**Given exercise:**
Can you give all the records again without altering a single character?

>>>

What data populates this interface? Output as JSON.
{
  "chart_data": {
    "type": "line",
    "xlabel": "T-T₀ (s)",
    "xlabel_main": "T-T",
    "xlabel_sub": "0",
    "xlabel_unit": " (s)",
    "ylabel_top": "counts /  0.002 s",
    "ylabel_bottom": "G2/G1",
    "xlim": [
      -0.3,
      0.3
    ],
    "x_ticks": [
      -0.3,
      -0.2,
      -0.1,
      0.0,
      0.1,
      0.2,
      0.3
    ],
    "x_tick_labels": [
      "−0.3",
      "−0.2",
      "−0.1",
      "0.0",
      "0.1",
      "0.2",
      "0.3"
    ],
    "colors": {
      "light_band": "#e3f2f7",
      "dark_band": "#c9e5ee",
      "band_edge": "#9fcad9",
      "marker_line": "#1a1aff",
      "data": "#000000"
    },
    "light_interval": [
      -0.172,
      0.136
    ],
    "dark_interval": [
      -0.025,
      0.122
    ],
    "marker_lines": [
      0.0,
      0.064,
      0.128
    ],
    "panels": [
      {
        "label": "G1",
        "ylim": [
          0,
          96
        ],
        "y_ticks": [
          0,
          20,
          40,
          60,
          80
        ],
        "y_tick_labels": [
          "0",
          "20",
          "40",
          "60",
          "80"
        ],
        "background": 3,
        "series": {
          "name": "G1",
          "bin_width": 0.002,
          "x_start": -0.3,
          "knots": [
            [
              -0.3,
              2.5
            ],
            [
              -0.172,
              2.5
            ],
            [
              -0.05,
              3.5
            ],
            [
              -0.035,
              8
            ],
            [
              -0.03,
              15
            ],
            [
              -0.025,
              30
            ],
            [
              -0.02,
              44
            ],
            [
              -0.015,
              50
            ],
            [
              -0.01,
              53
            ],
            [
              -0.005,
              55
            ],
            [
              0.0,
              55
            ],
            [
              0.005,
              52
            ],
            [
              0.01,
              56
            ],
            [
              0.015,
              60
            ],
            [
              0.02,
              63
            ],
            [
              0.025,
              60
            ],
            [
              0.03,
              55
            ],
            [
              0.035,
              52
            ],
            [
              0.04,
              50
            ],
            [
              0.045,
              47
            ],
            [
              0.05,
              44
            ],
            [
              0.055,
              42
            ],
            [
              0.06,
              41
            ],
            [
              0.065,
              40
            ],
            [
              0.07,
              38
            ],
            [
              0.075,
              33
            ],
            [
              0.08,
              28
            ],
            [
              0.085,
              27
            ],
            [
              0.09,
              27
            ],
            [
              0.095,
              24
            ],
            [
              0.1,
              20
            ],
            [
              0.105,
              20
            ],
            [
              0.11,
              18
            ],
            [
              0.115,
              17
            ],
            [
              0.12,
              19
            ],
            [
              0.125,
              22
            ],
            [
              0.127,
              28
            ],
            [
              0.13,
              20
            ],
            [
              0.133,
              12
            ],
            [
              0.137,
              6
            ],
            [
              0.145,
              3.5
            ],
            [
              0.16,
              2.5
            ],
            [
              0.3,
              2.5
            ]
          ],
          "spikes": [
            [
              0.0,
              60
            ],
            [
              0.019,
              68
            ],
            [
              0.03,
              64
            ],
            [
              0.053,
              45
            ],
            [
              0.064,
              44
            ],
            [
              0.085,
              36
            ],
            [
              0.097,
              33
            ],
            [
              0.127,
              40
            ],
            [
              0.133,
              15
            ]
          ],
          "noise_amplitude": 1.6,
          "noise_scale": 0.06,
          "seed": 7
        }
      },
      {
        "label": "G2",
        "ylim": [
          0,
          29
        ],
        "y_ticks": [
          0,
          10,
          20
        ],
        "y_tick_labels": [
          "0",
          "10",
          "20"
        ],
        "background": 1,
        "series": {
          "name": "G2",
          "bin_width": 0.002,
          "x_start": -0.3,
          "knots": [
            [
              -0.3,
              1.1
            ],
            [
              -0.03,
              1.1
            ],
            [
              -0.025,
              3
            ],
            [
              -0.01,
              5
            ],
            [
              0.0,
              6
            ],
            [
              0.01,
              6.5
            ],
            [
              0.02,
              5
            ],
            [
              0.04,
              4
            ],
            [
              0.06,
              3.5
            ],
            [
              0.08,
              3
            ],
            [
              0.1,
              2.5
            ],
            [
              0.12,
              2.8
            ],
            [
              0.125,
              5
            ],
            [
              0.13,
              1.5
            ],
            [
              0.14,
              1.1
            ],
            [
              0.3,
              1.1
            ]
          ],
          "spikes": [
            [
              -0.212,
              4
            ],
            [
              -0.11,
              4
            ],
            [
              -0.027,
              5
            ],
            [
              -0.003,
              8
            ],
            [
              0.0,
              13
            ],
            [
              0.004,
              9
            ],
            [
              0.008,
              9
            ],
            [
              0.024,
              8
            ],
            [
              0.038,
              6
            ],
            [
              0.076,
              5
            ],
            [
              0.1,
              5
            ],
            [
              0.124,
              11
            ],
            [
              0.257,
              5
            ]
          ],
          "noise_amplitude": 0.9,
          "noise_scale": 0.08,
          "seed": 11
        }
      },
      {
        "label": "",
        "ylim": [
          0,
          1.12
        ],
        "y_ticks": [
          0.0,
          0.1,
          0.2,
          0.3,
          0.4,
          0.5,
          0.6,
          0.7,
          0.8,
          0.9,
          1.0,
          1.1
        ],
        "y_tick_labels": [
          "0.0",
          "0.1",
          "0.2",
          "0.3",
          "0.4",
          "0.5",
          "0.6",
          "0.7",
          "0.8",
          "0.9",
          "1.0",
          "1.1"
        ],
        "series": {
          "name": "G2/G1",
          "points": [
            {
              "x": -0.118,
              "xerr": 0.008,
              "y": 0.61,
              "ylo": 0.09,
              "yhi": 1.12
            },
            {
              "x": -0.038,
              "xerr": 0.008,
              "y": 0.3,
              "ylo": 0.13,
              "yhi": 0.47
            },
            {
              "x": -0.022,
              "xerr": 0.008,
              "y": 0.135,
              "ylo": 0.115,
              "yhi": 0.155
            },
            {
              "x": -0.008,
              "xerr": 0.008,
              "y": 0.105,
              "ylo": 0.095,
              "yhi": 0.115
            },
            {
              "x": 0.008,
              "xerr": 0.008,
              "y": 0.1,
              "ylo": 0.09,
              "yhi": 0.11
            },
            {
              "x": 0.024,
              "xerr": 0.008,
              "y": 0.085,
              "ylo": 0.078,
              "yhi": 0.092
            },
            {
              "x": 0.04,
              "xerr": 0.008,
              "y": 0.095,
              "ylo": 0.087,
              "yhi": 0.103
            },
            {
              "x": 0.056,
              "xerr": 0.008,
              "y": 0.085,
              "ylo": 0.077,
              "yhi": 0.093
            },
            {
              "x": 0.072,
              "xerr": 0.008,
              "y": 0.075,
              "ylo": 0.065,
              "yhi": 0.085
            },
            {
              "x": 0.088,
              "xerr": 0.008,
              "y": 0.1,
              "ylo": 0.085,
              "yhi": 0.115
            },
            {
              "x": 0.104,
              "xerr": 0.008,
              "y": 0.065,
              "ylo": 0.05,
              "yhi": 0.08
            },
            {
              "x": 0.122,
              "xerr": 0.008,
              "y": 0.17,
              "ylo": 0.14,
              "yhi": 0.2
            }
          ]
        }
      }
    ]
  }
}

<<<

**Answer to this problem:**
What data populates this interface? Output as JSON.
{
  "chart_data": {
    "type": "line",
    "xlabel": "T-T₀ (s)",
    "xlabel_main": "T-T",
    "xlabel_sub": "0",
    "xlabel_unit": " (s)",
    "ylabel_top": "counts /  0.002 s",
    "ylabel_bottom": "G2/G1",
    "xlim": [
      -0.3,
      0.3
    ],
    "x_ticks": [
      -0.3,
      -0.2,
      -0.1,
      0.0,
      0.1,
      0.2,
      0.3
    ],
    "x_tick_labels": [
      "−0.3",
      "−0.2",
      "−0.1",
      "0.0",
      "0.1",
      "0.2",
      "0.3"
    ],
    "colors": {
      "light_band": "#e3f2f7",
      "dark_band": "#c9e5ee",
      "band_edge": "#9fcad9",
      "marker_line": "#1a1aff",
      "data": "#000000"
    },
    "light_interval": [
      -0.172,
      0.136
    ],
    "dark_interval": [
      -0.025,
      0.122
    ],
    "marker_lines": [
      0.0,
      0.064,
      0.128
    ],
    "panels": [
      {
        "label": "G1",
        "ylim": [
          0,
          96
        ],
        "y_ticks": [
          0,
          20,
          40,
          60,
          80
        ],
        "y_tick_labels": [
          "0",
          "20",
          "40",
          "60",
          "80"
        ],
        "background": 3,
        "series": {
          "name": "G1",
          "bin_width": 0.002,
          "x_start": -0.3,
          "knots": [
            [
              -0.3,
              2.5
            ],
            [
              -0.172,
              2.5
            ],
            [
              -0.05,
              3.5
            ],
            [
              -0.035,
              8
            ],
            [
              -0.03,
              15
            ],
            [
              -0.025,
              30
            ],
            [
              -0.02,
              44
            ],
            [
              -0.015,
              50
            ],
            [
              -0.01,
              53
            ],
            [
              -0.005,
              55
            ],
            [
              0.0,
              55
            ],
            [
              0.005,
              52
            ],
            [
              0.01,
              56
            ],
            [
              0.015,
              60
            ],
            [
              0.02,
              63
            ],
            [
              0.025,
              60
            ],
            [
              0.03,
              55
            ],
            [
              0.035,
              52
            ],
            [
              0.04,
              50
            ],
            [
              0.045,
              47
            ],
            [
              0.05,
              44
            ],
            [
              0.055,
              42
            ],
            [
              0.06,
              41
            ],
            [
              0.065,
              40
            ],
            [
              0.07,
              38
            ],
            [
              0.075,
              33
            ],
            [
              0.08,
              28
            ],
            [
              0.085,
              27
            ],
            [
              0.09,
              27
            ],
            [
              0.095,
              24
            ],
            [
              0.1,
              20
            ],
            [
              0.105,
              20
            ],
            [
              0.11,
              18
            ],
            [
              0.115,
              17
            ],
            [
              0.12,
              19
            ],
            [
              0.125,
              22
            ],
            [
              0.127,
              28
            ],
            [
              0.13,
              20
            ],
            [
              0.133,
              12
            ],
            [
              0.137,
              6
            ],
            [
              0.145,
              3.5
            ],
            [
              0.16,
              2.5
            ],
            [
              0.3,
              2.5
            ]
          ],
          "spikes": [
            [
              0.0,
              60
            ],
            [
              0.019,
              68
            ],
            [
              0.03,
              64
            ],
            [
              0.053,
              45
            ],
            [
              0.064,
              44
            ],
            [
              0.085,
              36
            ],
            [
              0.097,
              33
            ],
            [
              0.127,
              40
            ],
            [
              0.133,
              15
            ]
          ],
          "noise_amplitude": 1.6,
          "noise_scale": 0.06,
          "seed": 7
        }
      },
      {
        "label": "G2",
        "ylim": [
          0,
          29
        ],
        "y_ticks": [
          0,
          10,
          20
        ],
        "y_tick_labels": [
          "0",
          "10",
          "20"
        ],
        "background": 1,
        "series": {
          "name": "G2",
          "bin_width": 0.002,
          "x_start": -0.3,
          "knots": [
            [
              -0.3,
              1.1
            ],
            [
              -0.03,
              1.1
            ],
            [
              -0.025,
              3
            ],
            [
              -0.01,
              5
            ],
            [
              0.0,
              6
            ],
            [
              0.01,
              6.5
            ],
            [
              0.02,
              5
            ],
            [
              0.04,
              4
            ],
            [
              0.06,
              3.5
            ],
            [
              0.08,
              3
            ],
            [
              0.1,
              2.5
            ],
            [
              0.12,
              2.8
            ],
            [
              0.125,
              5
            ],
            [
              0.13,
              1.5
            ],
            [
              0.14,
              1.1
            ],
            [
              0.3,
              1.1
            ]
          ],
          "spikes": [
            [
              -0.212,
              4
            ],
            [
              -0.11,
              4
            ],
            [
              -0.027,
              5
            ],
            [
              -0.003,
              8
            ],
            [
              0.0,
              13
            ],
            [
              0.004,
              9
            ],
            [
              0.008,
              9
            ],
            [
              0.024,
              8
            ],
            [
              0.038,
              6
            ],
            [
              0.076,
              5
            ],
            [
              0.1,
              5
            ],
            [
              0.124,
              11
            ],
            [
              0.257,
              5
            ]
          ],
          "noise_amplitude": 0.9,
          "noise_scale": 0.08,
          "seed": 11
        }
      },
      {
        "label": "",
        "ylim": [
          0,
          1.12
        ],
        "y_ticks": [
          0.0,
          0.1,
          0.2,
          0.3,
          0.4,
          0.5,
          0.6,
          0.7,
          0.8,
          0.9,
          1.0,
          1.1
        ],
        "y_tick_labels": [
          "0.0",
          "0.1",
          "0.2",
          "0.3",
          "0.4",
          "0.5",
          "0.6",
          "0.7",
          "0.8",
          "0.9",
          "1.0",
          "1.1"
        ],
        "series": {
          "name": "G2/G1",
          "points": [
            {
              "x": -0.118,
              "xerr": 0.008,
              "y": 0.61,
              "ylo": 0.09,
              "yhi": 1.12
            },
            {
              "x": -0.038,
              "xerr": 0.008,
              "y": 0.3,
              "ylo": 0.13,
              "yhi": 0.47
            },
            {
              "x": -0.022,
              "xerr": 0.008,
              "y": 0.135,
              "ylo": 0.115,
              "yhi": 0.155
            },
            {
              "x": -0.008,
              "xerr": 0.008,
              "y": 0.105,
              "ylo": 0.095,
              "yhi": 0.115
            },
            {
              "x": 0.008,
              "xerr": 0.008,
              "y": 0.1,
              "ylo": 0.09,
              "yhi": 0.11
            },
            {
              "x": 0.024,
              "xerr": 0.008,
              "y": 0.085,
              "ylo": 0.078,
              "yhi": 0.092
            },
            {
              "x": 0.04,
              "xerr": 0.008,
              "y": 0.095,
              "ylo": 0.087,
              "yhi": 0.103
            },
            {
              "x": 0.056,
              "xerr": 0.008,
              "y": 0.085,
              "ylo": 0.077,
              "yhi": 0.093
            },
            {
              "x": 0.072,
              "xerr": 0.008,
              "y": 0.075,
              "ylo": 0.065,
              "yhi": 0.085
            },
            {
              "x": 0.088,
              "xerr": 0.008,
              "y": 0.1,
              "ylo": 0.085,
              "yhi": 0.115
            },
            {
              "x": 0.104,
              "xerr": 0.008,
              "y": 0.065,
              "ylo": 0.05,
              "yhi": 0.08
            },
            {
              "x": 0.122,
              "xerr": 0.008,
              "y": 0.17,
              "ylo": 0.14,
              "yhi": 0.2
            }
          ]
        }
      }
    ]
  }
}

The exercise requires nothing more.